QUOTED TEXT.
# P21W LED Q's



## ANT THE KNEE (Aug 25, 2000)

Purchased some Ebay tail's for my MK4 and now need to run a red bulb because of it's material. I figured why not run a LED bulb and make it brighter. I'm looking for a bulb with multi LED's and found some with 24,25,ETC LED's. Multi directional being the prefernce of coarse also. I know that the bulb is 55W and 12V and figured it pulls a little over 5 amps. So I know it's gotta be less to avoid probs. Found out that i need to run a resistor to avoid "hyper-blinker" or get a upgraded flasher relay also. There's just a few things I think I'm missing though if anyone can help.Thnx
1: Does anyone have info on the relay itself or the resistor that has to be installed?
2: Anyone have experience on use.. I've researched and haven't found any feedback.


----------



## fixmy59bug (Apr 9, 2002)

*Re: P21W LED Q's (ANT THE KNEE)*


_Quote, originally posted by *ANT THE KNEE* »_Purchased some Ebay tail's for my MK4 and now need to run a red bulb because of it's material. I figured why not run a LED bulb and make it brighter. I'm looking for a bulb with multi LED's and found some with 24,25,ETC LED's. Multi directional being the prefernce of coarse also. I know that the bulb is 55W and 12V and figured it pulls a little over 5 amps. So I know it's gotta be less to avoid probs. Found out that i need to run a resistor to avoid "hyper-blinker" or get a upgraded flasher relay also. There's just a few things I think I'm missing though if anyone can help.Thnx
1: Does anyone have info on the relay itself or the resistor that has to be installed?
2: Anyone have experience on use.. I've researched and haven't found any feedback. 


You got quite a bit of mis-information in your post there. Lets see if I can straighten some of it out for you.
Most importantly, the brake lights are not 55 watts. They are 21 watts.
Second, Even if they were 55 watts, it is not "a little over 5 amps". 55 watts divided by 12 volts equals 4.58 amps. But since it is only 21 watts, that means the total current draw is actually only 1.75 amps.
Third the typical LED "bulb" replacements that you can buy on Ebay and the like really suck. They typically have really bad output. The so called uni-directional bulbs "might" be better but I have not seen a review of them.
and finally, if you are just looking for LED brake light bulbs, you do not need a load resistor or a special flasher. The brake lights don't flash. the turn signals do. Considering the turn signal relay is built into the hazard switch, you will not find an aftermarket turnsignal flasher relay for it. Noone makes it. So you are down to a load resistor (sometimes called a load equalizer) or custom building LED panels with the right resistance built in.


----------



## ANT THE KNEE (Aug 25, 2000)

SUPPLIED DATA.
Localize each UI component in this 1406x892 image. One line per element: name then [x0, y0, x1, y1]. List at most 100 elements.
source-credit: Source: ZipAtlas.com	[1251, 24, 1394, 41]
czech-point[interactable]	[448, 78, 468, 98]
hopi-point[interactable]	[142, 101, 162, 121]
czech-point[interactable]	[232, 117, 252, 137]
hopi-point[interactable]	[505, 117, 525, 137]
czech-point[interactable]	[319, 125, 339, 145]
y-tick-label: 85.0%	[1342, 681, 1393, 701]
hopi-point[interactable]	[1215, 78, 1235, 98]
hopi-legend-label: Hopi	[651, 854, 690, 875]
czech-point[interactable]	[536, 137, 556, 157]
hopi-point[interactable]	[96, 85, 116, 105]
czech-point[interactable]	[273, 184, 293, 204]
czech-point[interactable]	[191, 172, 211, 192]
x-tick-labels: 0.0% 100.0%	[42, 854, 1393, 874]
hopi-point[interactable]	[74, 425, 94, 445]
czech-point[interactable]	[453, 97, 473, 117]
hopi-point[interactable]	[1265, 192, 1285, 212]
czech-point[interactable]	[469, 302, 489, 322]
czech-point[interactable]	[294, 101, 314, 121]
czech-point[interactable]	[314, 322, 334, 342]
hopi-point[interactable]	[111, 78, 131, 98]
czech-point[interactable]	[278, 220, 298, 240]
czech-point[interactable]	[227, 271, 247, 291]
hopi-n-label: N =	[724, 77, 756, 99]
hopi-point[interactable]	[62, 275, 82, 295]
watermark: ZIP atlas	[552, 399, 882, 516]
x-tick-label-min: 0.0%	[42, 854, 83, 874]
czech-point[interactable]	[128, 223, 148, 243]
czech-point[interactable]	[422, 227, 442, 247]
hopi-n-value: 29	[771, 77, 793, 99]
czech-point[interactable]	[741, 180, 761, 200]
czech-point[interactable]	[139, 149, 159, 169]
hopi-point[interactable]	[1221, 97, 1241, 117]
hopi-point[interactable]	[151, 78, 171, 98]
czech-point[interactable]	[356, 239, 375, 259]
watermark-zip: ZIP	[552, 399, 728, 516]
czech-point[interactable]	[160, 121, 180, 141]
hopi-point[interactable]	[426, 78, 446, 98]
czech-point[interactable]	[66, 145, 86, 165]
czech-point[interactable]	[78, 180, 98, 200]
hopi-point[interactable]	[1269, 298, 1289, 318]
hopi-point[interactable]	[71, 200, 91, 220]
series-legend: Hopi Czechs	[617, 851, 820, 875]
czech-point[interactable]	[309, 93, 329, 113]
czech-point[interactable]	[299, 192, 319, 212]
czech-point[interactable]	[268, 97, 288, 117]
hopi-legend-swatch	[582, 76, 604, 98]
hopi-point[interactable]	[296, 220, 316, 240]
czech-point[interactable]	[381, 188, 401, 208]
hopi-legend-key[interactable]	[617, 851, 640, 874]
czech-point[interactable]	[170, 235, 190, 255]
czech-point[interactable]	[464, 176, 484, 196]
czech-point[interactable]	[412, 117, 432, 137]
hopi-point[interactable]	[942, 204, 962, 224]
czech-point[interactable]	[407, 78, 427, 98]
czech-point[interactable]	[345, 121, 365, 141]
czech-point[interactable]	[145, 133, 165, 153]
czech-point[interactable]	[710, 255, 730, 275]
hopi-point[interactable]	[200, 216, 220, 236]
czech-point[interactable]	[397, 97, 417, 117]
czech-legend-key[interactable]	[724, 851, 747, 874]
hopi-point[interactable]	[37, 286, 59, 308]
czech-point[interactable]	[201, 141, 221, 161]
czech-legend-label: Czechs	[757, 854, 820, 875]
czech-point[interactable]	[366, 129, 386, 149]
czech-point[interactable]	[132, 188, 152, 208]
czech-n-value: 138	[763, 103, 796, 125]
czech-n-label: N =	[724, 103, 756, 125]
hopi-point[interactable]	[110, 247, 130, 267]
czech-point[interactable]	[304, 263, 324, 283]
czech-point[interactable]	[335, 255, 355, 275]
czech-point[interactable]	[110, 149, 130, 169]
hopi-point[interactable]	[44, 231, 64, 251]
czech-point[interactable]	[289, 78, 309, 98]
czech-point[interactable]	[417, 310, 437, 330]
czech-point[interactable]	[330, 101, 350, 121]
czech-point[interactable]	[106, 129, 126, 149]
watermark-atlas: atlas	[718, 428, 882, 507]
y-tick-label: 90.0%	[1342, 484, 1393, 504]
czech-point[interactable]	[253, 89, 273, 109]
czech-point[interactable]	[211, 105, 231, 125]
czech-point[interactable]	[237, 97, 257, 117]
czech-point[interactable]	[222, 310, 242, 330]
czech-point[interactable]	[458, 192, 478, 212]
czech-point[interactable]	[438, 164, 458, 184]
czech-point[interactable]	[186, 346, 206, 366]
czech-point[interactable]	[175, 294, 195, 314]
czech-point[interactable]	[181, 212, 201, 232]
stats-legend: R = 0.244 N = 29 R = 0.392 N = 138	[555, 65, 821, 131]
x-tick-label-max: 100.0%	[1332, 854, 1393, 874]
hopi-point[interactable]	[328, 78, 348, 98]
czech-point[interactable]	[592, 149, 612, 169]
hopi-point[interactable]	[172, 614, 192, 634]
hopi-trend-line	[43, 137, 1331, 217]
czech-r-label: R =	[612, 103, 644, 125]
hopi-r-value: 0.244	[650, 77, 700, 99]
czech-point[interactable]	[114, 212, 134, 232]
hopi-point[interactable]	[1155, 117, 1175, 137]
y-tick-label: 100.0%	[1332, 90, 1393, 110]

WHAT YOU WILL DO.
1/ Convert the stretch of the listing from its start through the line containing "117, 252, 137]" into a JSON list of strings, one string per line, skipping blank lines.
2/ Continue the forum thread about LED brake light bulbs from the point where it stops.

ANSWERS IN ORDER.
1/
[
  "Localize each UI component in this 1406x892 image. One line per element: name then [x0, y0, x1, y1]. List at most 100 elements.",
  "source-credit: Source: ZipAtlas.com\t[1251, 24, 1394, 41]",
  "czech-point[interactable]\t[448, 78, 468, 98]",
  "hopi-point[interactable]\t[142, 101, 162, 121]",
  "czech-point[interactable]\t[232, 117, 252, 137]"
]

2/
*Re: P21W LED Q's (fixmy59bug)*

http://****************.com/smile/emthup.gif Thnx for the info.. i actually realized that it's a 21W bulb after i did some research.. hence p21W







. Anyone know what resistor to put inline? That's going to be the easier route for both tail and blinker. For now i'm goin got put on a red plastic cap(bought @ autozone) on the bulb and see what i get


----------



## nater (Apr 10, 2000)

*FV-QR*

Ant,
Just wait. Any single bulb replacement LED (at this point) isn't doing you any good. You'll realize after you've done all of the work (resistor and special blinker relay) that the light output is going to SUCK - even the ones with multiple LEDs. 
As of right now, your best bet is going to be to buy single small diameter LED's and wire them in - in a group of many - as a retrofit. A bit more work but a much more *real* oem look.


----------



## fixmy59bug (Apr 9, 2002)

*FV-QR*

ANT, for an example of what Nater is talking about when he says buying small diameter LED's and wiring in a group of many, May I refer you to my build thread:
http://forums.vwvortex.com/zerothread?id=4054742
If you want more technical information about building LED panels and all that stuff, I refer you to Hidplanet.com
You will find an LED specific forum where you can learn LOTS of information.
For example, Standard 3mm and 5mm "dome" shaped are useless for automotive use. There are "high power" dome LED's but their stability is on the lower end of the quality scale.
For the best LED's for brake light use, you want 70mA superflux Red-Orange LED's.
But you can find more information on HID Planet.


----------



## ANT THE KNEE (Aug 25, 2000)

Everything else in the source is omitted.